STATED TASK: Reproduce the material word for word, from its first line through the line containing "rating-dot-empty <box>633 1444 647 1458</box>", including both.
#### MATERIAL PROVIDED ####
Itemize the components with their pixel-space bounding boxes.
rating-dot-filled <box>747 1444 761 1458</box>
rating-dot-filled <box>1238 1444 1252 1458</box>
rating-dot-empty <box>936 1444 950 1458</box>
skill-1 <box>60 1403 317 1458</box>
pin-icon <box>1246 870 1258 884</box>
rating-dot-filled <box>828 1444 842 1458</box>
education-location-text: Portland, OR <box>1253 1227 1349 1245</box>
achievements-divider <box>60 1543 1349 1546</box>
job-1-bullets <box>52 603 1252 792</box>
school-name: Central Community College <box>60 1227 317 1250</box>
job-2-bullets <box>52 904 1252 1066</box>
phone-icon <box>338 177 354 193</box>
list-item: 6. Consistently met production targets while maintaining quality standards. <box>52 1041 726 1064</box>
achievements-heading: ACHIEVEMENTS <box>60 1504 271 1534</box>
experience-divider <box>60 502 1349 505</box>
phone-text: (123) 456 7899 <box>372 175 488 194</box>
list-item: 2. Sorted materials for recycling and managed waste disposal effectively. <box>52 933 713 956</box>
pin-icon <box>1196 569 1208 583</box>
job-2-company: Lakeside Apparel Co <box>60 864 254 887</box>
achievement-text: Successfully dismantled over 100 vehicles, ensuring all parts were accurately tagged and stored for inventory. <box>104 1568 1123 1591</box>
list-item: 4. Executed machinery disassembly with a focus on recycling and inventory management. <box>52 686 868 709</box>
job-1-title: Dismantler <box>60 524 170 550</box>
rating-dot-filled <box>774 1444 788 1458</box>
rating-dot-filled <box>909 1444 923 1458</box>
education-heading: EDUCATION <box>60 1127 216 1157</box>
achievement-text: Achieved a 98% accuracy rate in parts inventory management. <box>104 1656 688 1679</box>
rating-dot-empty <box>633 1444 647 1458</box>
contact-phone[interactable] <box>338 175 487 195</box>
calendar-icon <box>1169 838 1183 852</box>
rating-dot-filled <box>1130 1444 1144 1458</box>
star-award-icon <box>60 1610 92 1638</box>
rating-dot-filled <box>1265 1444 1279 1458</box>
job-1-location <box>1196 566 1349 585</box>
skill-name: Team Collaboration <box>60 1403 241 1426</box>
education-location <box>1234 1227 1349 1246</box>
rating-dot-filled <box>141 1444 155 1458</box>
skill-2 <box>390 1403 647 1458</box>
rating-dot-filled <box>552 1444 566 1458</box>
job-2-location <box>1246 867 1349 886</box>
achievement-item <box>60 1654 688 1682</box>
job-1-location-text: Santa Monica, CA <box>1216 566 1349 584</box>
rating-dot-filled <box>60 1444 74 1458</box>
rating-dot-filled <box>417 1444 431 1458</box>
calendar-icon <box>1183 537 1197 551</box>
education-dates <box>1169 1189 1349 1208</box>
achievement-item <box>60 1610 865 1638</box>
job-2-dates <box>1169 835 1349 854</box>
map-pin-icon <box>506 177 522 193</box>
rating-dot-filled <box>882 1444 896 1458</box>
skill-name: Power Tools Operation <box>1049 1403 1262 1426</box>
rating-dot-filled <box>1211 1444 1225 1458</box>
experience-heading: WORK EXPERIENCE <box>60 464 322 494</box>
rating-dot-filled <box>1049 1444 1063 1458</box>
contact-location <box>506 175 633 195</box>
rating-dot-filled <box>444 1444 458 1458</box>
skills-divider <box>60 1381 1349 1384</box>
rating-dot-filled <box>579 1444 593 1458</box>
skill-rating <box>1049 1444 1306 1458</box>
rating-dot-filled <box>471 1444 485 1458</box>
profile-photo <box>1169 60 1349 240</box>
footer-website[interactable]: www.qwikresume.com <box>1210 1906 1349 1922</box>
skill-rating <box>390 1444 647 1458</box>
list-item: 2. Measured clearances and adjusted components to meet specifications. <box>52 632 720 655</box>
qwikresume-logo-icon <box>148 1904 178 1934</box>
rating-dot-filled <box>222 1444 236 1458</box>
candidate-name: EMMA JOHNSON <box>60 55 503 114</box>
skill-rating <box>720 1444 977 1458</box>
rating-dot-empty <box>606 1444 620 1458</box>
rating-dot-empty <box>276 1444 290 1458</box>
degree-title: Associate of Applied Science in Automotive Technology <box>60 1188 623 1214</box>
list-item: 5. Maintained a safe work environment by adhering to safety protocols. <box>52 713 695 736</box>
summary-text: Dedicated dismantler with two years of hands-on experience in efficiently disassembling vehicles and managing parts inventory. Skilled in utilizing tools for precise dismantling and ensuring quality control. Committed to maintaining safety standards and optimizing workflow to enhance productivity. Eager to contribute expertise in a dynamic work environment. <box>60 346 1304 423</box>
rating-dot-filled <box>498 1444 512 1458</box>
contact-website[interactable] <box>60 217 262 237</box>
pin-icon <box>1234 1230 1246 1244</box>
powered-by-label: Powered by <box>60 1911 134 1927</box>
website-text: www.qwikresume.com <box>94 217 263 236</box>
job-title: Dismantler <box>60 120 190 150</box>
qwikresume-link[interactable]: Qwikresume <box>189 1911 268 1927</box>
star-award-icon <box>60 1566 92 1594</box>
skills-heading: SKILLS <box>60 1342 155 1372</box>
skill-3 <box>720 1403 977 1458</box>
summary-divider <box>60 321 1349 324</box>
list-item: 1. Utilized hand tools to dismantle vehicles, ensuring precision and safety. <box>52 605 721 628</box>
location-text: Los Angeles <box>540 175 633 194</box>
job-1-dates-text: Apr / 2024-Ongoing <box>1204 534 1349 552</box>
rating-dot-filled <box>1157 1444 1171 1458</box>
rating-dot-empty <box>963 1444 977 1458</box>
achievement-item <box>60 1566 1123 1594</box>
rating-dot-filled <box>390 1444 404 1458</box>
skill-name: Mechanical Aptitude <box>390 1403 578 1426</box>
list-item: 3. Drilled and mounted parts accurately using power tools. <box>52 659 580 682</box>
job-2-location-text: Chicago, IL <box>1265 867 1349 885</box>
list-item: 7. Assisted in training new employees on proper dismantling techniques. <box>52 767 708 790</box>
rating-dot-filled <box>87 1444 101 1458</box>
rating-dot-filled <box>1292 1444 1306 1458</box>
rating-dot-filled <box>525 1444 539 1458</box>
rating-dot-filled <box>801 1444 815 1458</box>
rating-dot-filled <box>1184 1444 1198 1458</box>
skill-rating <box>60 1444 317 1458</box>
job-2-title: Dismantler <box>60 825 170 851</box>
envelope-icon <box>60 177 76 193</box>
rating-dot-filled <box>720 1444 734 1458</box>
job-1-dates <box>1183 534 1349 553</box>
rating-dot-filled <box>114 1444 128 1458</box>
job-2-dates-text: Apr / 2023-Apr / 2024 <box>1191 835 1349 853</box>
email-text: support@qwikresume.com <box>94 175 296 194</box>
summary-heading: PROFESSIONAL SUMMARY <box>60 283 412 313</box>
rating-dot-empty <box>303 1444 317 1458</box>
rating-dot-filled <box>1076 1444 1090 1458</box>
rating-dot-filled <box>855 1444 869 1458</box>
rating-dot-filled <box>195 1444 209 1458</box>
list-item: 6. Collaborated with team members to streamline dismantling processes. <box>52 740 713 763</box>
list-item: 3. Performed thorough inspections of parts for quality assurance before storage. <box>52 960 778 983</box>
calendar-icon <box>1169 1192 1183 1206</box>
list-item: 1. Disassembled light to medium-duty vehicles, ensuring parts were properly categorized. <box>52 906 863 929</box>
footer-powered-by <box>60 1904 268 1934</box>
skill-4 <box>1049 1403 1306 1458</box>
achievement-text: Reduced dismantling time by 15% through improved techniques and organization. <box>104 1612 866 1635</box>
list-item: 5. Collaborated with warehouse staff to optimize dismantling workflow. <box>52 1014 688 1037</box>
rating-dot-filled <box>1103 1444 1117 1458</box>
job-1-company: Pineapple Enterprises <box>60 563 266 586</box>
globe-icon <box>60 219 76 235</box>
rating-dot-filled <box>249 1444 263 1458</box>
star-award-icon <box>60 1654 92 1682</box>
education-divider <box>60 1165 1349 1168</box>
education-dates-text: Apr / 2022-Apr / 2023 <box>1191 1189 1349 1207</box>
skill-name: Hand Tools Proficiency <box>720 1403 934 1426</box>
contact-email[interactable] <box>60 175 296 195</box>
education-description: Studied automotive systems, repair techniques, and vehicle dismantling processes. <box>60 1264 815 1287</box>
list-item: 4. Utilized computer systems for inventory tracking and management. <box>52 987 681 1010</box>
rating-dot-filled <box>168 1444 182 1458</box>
####
OUTPUT FOR THIS TASK:
Itemize the components with their pixel-space bounding boxes.
rating-dot-filled <box>747 1444 761 1458</box>
rating-dot-filled <box>1238 1444 1252 1458</box>
rating-dot-empty <box>936 1444 950 1458</box>
skill-1 <box>60 1403 317 1458</box>
pin-icon <box>1246 870 1258 884</box>
rating-dot-filled <box>828 1444 842 1458</box>
education-location-text: Portland, OR <box>1253 1227 1349 1245</box>
achievements-divider <box>60 1543 1349 1546</box>
job-1-bullets <box>52 603 1252 792</box>
school-name: Central Community College <box>60 1227 317 1250</box>
job-2-bullets <box>52 904 1252 1066</box>
phone-icon <box>338 177 354 193</box>
list-item: 6. Consistently met production targets while maintaining quality standards. <box>52 1041 726 1064</box>
achievements-heading: ACHIEVEMENTS <box>60 1504 271 1534</box>
experience-divider <box>60 502 1349 505</box>
phone-text: (123) 456 7899 <box>372 175 488 194</box>
list-item: 2. Sorted materials for recycling and managed waste disposal effectively. <box>52 933 713 956</box>
pin-icon <box>1196 569 1208 583</box>
job-2-company: Lakeside Apparel Co <box>60 864 254 887</box>
achievement-text: Successfully dismantled over 100 vehicles, ensuring all parts were accurately tagged and stored for inventory. <box>104 1568 1123 1591</box>
list-item: 4. Executed machinery disassembly with a focus on recycling and inventory management. <box>52 686 868 709</box>
job-1-title: Dismantler <box>60 524 170 550</box>
rating-dot-filled <box>774 1444 788 1458</box>
rating-dot-filled <box>909 1444 923 1458</box>
education-heading: EDUCATION <box>60 1127 216 1157</box>
achievement-text: Achieved a 98% accuracy rate in parts inventory management. <box>104 1656 688 1679</box>
rating-dot-empty <box>633 1444 647 1458</box>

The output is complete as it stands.